→ **EXERCISE DETAILS**
In the records that follow, locate every line with "JSON" and extract it.

→ **DATA EXCERPTS**
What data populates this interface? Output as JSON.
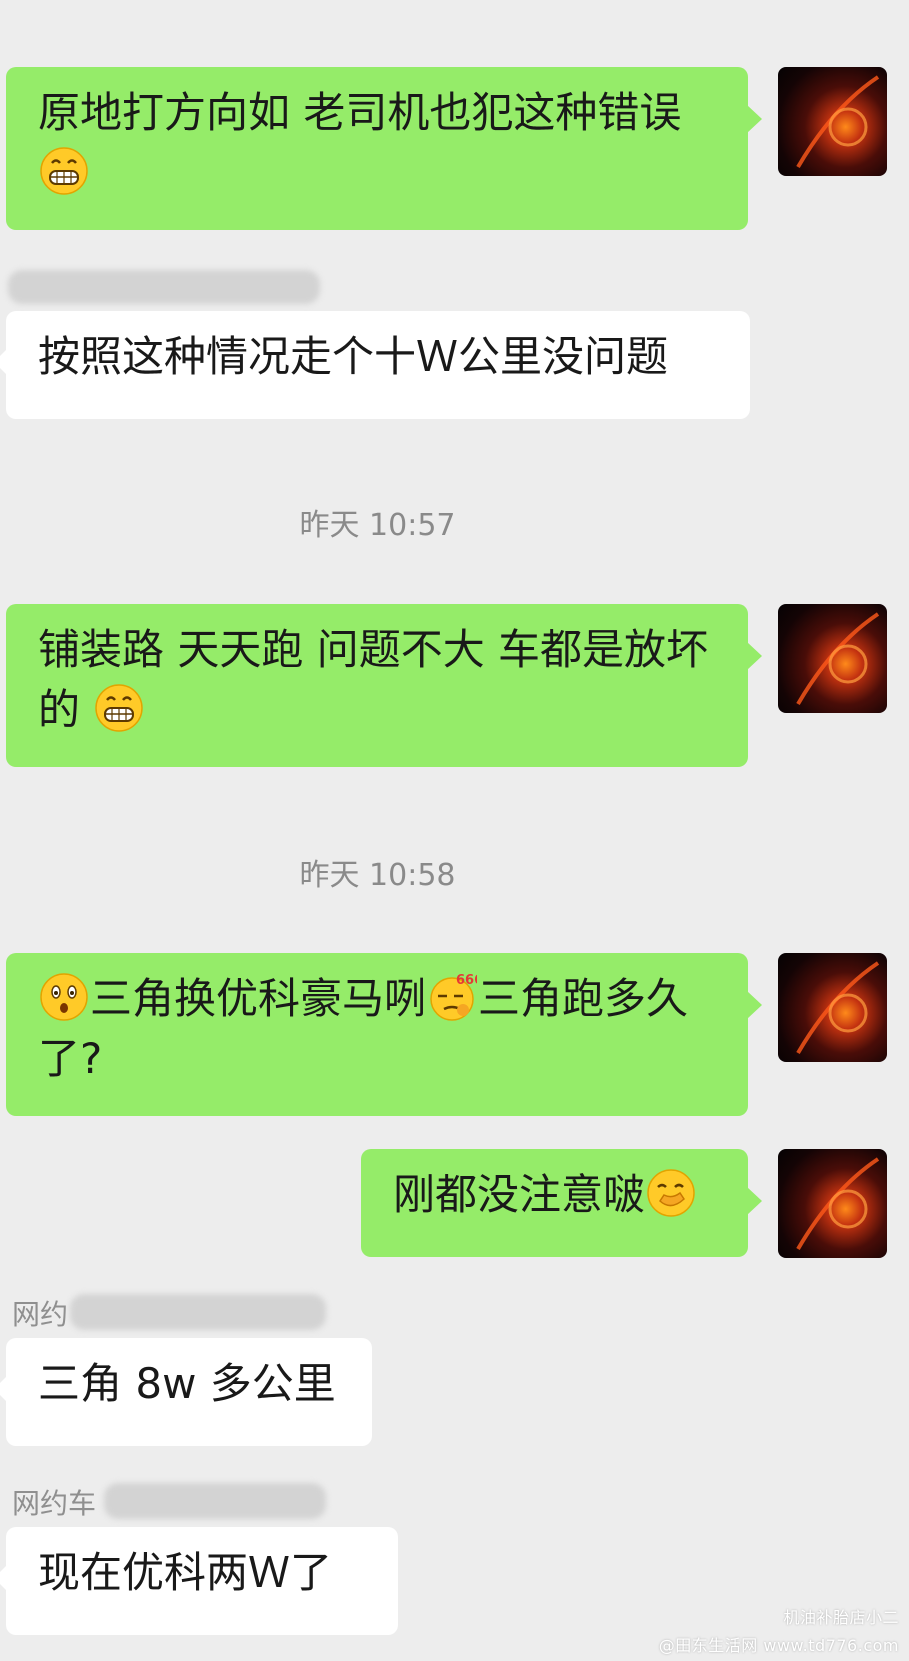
{
  "messages": {
    "m1_text": "原地打方向如  老司机也犯这种错误",
    "m2_text": "按照这种情况走个十Ｗ公里没问题",
    "m3_text": "铺装路 天天跑  问题不大  车都是放坏的",
    "m4_text_a": "三角换优科豪马咧",
    "m4_text_b": "三角跑多久了?",
    "m5_text": "刚都没注意啵",
    "m6_text": "三角 8w 多公里",
    "m7_text": "现在优科两Ｗ了"
  },
  "timestamps": {
    "t1": "昨天 10:57",
    "t2": "昨天 10:58"
  },
  "senders": {
    "s2": "网约",
    "s3": "网约车"
  },
  "emoji": {
    "grin": "grinning-emoji",
    "surprised": "surprised-emoji",
    "666": "666-smirk-emoji",
    "thinking": "covering-mouth-emoji"
  },
  "watermark": {
    "line1": "机油补胎店小二",
    "line2": "@田东生活网 www.td776.com"
  },
  "colors": {
    "outgoing_bubble": "#95ec69",
    "incoming_bubble": "#ffffff",
    "background": "#ededed"
  }
}
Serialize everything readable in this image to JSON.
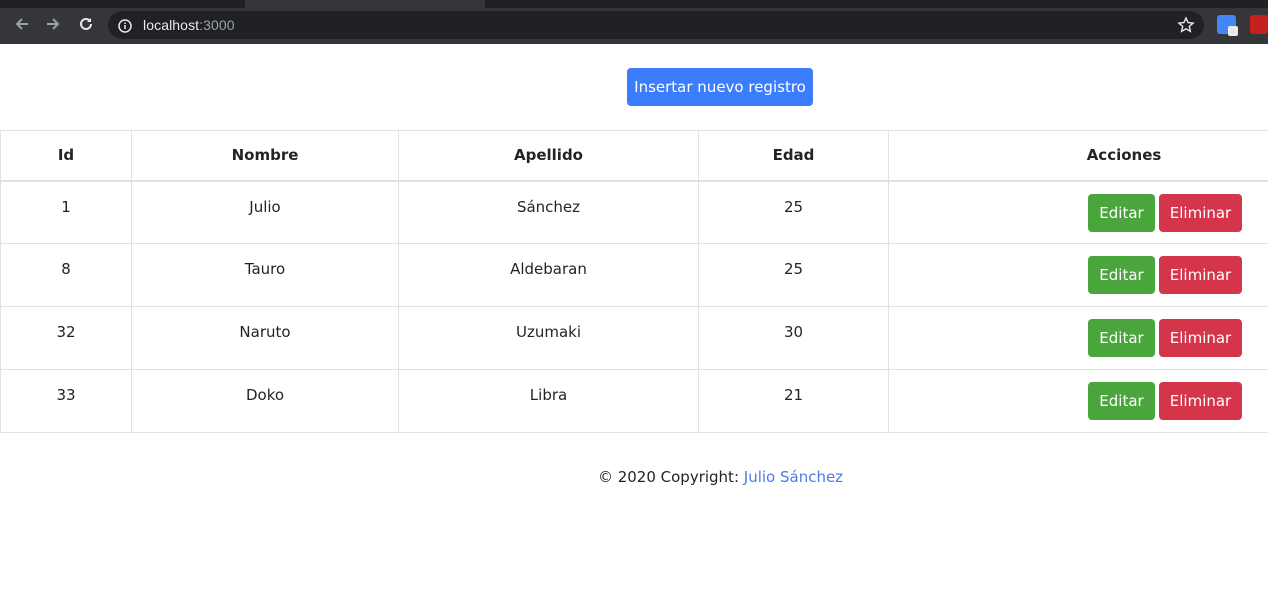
{
  "browser": {
    "url_host": "localhost",
    "url_port": ":3000"
  },
  "page": {
    "insert_button_label": "Insertar nuevo registro",
    "table": {
      "headers": {
        "id": "Id",
        "nombre": "Nombre",
        "apellido": "Apellido",
        "edad": "Edad",
        "acciones": "Acciones"
      },
      "rows": [
        {
          "id": "1",
          "nombre": "Julio",
          "apellido": "Sánchez",
          "edad": "25"
        },
        {
          "id": "8",
          "nombre": "Tauro",
          "apellido": "Aldebaran",
          "edad": "25"
        },
        {
          "id": "32",
          "nombre": "Naruto",
          "apellido": "Uzumaki",
          "edad": "30"
        },
        {
          "id": "33",
          "nombre": "Doko",
          "apellido": "Libra",
          "edad": "21"
        }
      ],
      "edit_label": "Editar",
      "delete_label": "Eliminar"
    },
    "footer": {
      "copyright": "© 2020 Copyright: ",
      "author_link": "Julio Sánchez"
    }
  },
  "colors": {
    "primary": "#3b7dfc",
    "success": "#4aa63c",
    "danger": "#d5354a",
    "link": "#4a7ce8"
  }
}
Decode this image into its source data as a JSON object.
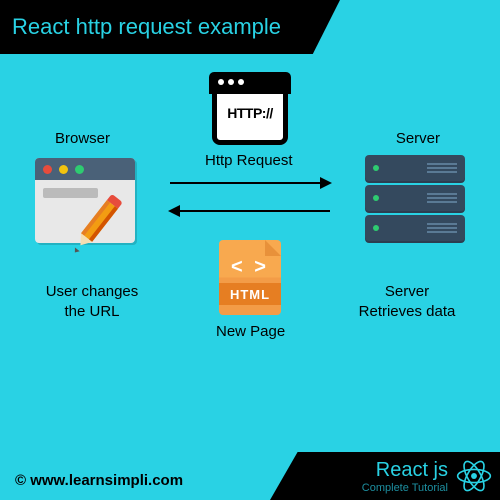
{
  "header": {
    "title": "React http request example"
  },
  "diagram": {
    "browser_label": "Browser",
    "server_label": "Server",
    "http_box_text": "HTTP://",
    "http_request_label": "Http Request",
    "url_change_label": "User changes the URL",
    "server_retrieves_label": "Server Retrieves data",
    "html_brackets": "< >",
    "html_band": "HTML",
    "newpage_label": "New Page"
  },
  "footer": {
    "copyright": "©   www.learnsimpli.com",
    "brand_title": "React js",
    "brand_subtitle": "Complete Tutorial"
  },
  "colors": {
    "bg": "#29d2e4",
    "dark": "#000"
  }
}
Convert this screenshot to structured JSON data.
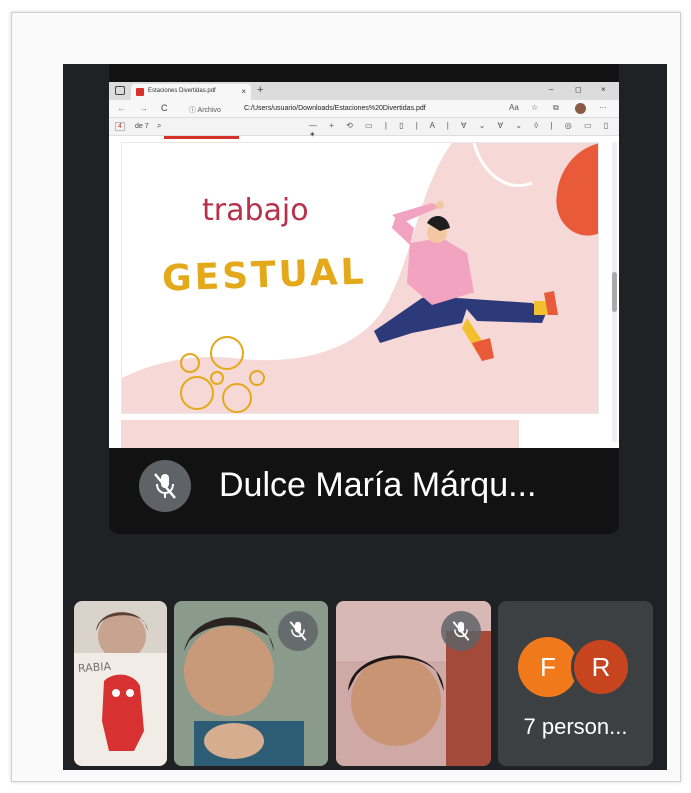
{
  "browser": {
    "tab_title": "Estaciones Divertidas.pdf",
    "tab_close": "×",
    "new_tab": "+",
    "window_controls": [
      "–",
      "◻",
      "×"
    ],
    "nav_back": "←",
    "nav_forward": "→",
    "nav_refresh": "C",
    "site_info": "ⓘ Archivo",
    "url": "C:/Users/usuario/Downloads/Estaciones%20Divertidas.pdf"
  },
  "pdf_toolbar": {
    "page_number": "4",
    "page_total": "de 7",
    "search_icon": "search-icon",
    "tools": "— + ⟲ ▭ | ▯ | A | ∀ ⌄ ∀ ⌄ ◊ | ◎ ▭ ▯ ✦"
  },
  "slide": {
    "title_line1": "trabajo",
    "title_line2": "GESTUAL",
    "colors": {
      "background": "#f6d8d7",
      "trabajo": "#b8314b",
      "gestual": "#e4a91b",
      "accent_red": "#e85a3a"
    }
  },
  "presenter": {
    "name": "Dulce María Márqu...",
    "mic": "mic-off-icon"
  },
  "participants": {
    "tile1_sign": "RABIA",
    "avatars": [
      {
        "letter": "F",
        "color": "#f07a1b"
      },
      {
        "letter": "R",
        "color": "#c8441f"
      }
    ],
    "others_label": "7 person..."
  }
}
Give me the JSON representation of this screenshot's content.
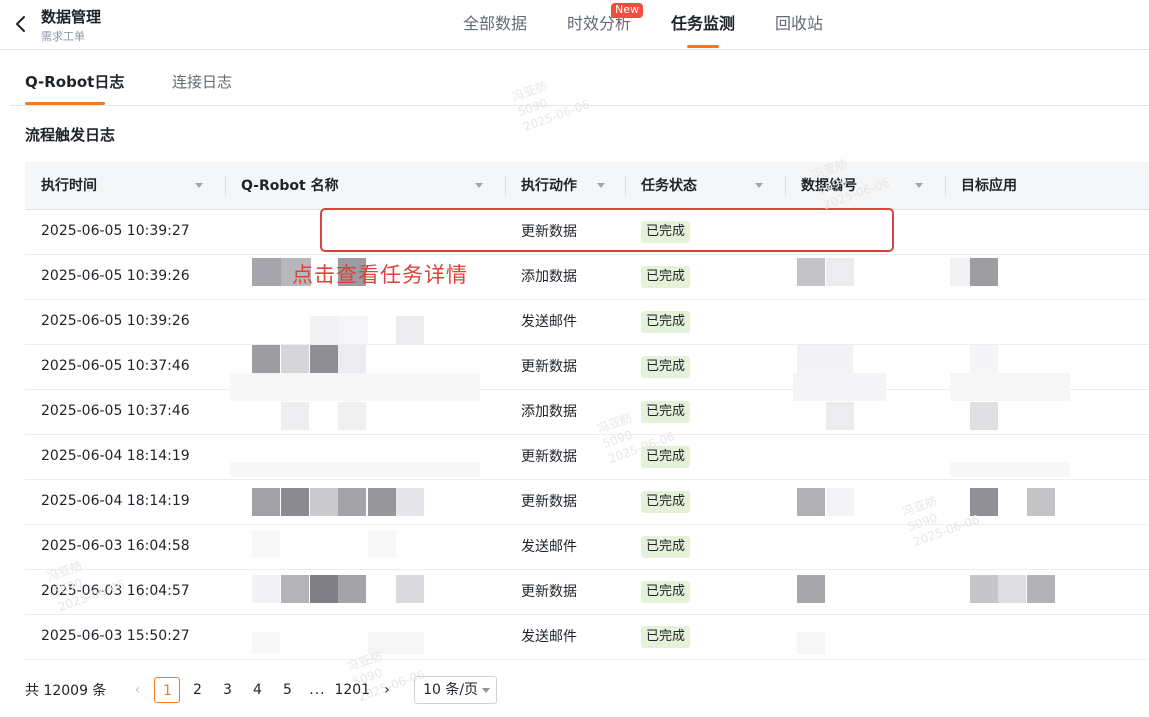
{
  "header": {
    "title": "数据管理",
    "subtitle": "需求工单",
    "tabs": [
      {
        "label": "全部数据",
        "active": false
      },
      {
        "label": "时效分析",
        "active": false,
        "badge": "New"
      },
      {
        "label": "任务监测",
        "active": true
      },
      {
        "label": "回收站",
        "active": false
      }
    ]
  },
  "subtabs": [
    {
      "label": "Q-Robot日志",
      "active": true
    },
    {
      "label": "连接日志",
      "active": false
    }
  ],
  "section_title": "流程触发日志",
  "table": {
    "columns": [
      "执行时间",
      "Q-Robot 名称",
      "执行动作",
      "任务状态",
      "数据编号",
      "目标应用"
    ],
    "rows": [
      {
        "time": "2025-06-05 10:39:27",
        "action": "更新数据",
        "status": "已完成"
      },
      {
        "time": "2025-06-05 10:39:26",
        "action": "添加数据",
        "status": "已完成"
      },
      {
        "time": "2025-06-05 10:39:26",
        "action": "发送邮件",
        "status": "已完成"
      },
      {
        "time": "2025-06-05 10:37:46",
        "action": "更新数据",
        "status": "已完成"
      },
      {
        "time": "2025-06-05 10:37:46",
        "action": "添加数据",
        "status": "已完成"
      },
      {
        "time": "2025-06-04 18:14:19",
        "action": "更新数据",
        "status": "已完成"
      },
      {
        "time": "2025-06-04 18:14:19",
        "action": "更新数据",
        "status": "已完成"
      },
      {
        "time": "2025-06-03 16:04:58",
        "action": "发送邮件",
        "status": "已完成"
      },
      {
        "time": "2025-06-03 16:04:57",
        "action": "更新数据",
        "status": "已完成"
      },
      {
        "time": "2025-06-03 15:50:27",
        "action": "发送邮件",
        "status": "已完成"
      }
    ]
  },
  "annotation": "点击查看任务详情",
  "watermark": {
    "name": "冯亚舫",
    "id": "5090",
    "date": "2025-06-06"
  },
  "pagination": {
    "total": "共 12009 条",
    "pages": [
      "1",
      "2",
      "3",
      "4",
      "5",
      "...",
      "1201"
    ],
    "current": "1",
    "page_size": "10 条/页"
  },
  "colors": {
    "accent": "#f07a20",
    "annotation": "#d9453a",
    "status_bg": "#e3f2d8",
    "new_badge": "#f24b3f"
  }
}
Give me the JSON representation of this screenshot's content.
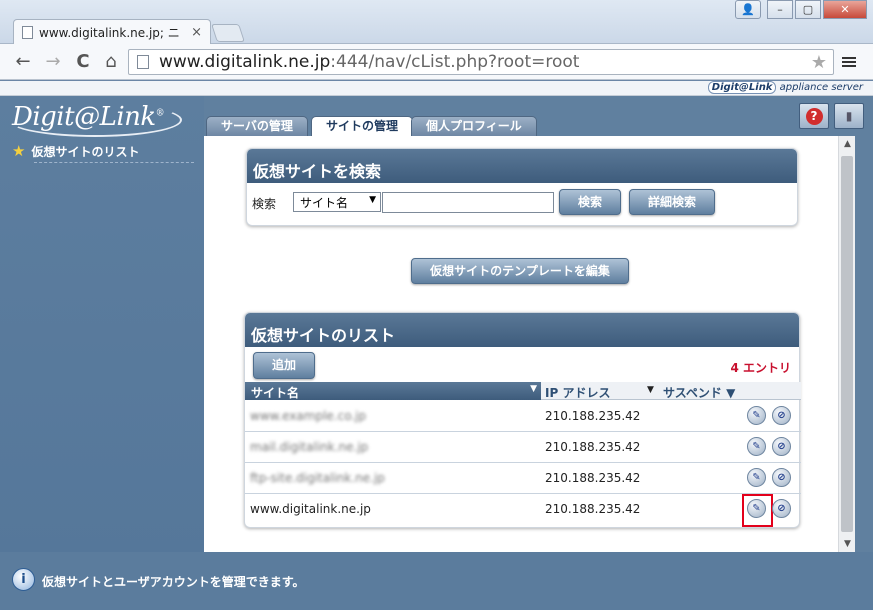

→ **OUTPUT OF THE TASK**
What data populates this interface? Output as JSON.
Serialize everything readable in this image to JSON.
Decode this image into its source data as a JSON object.
Convert this screenshot to structured JSON data.
Give me the JSON representation of this screenshot's content.
Give me the JSON representation of this screenshot's content.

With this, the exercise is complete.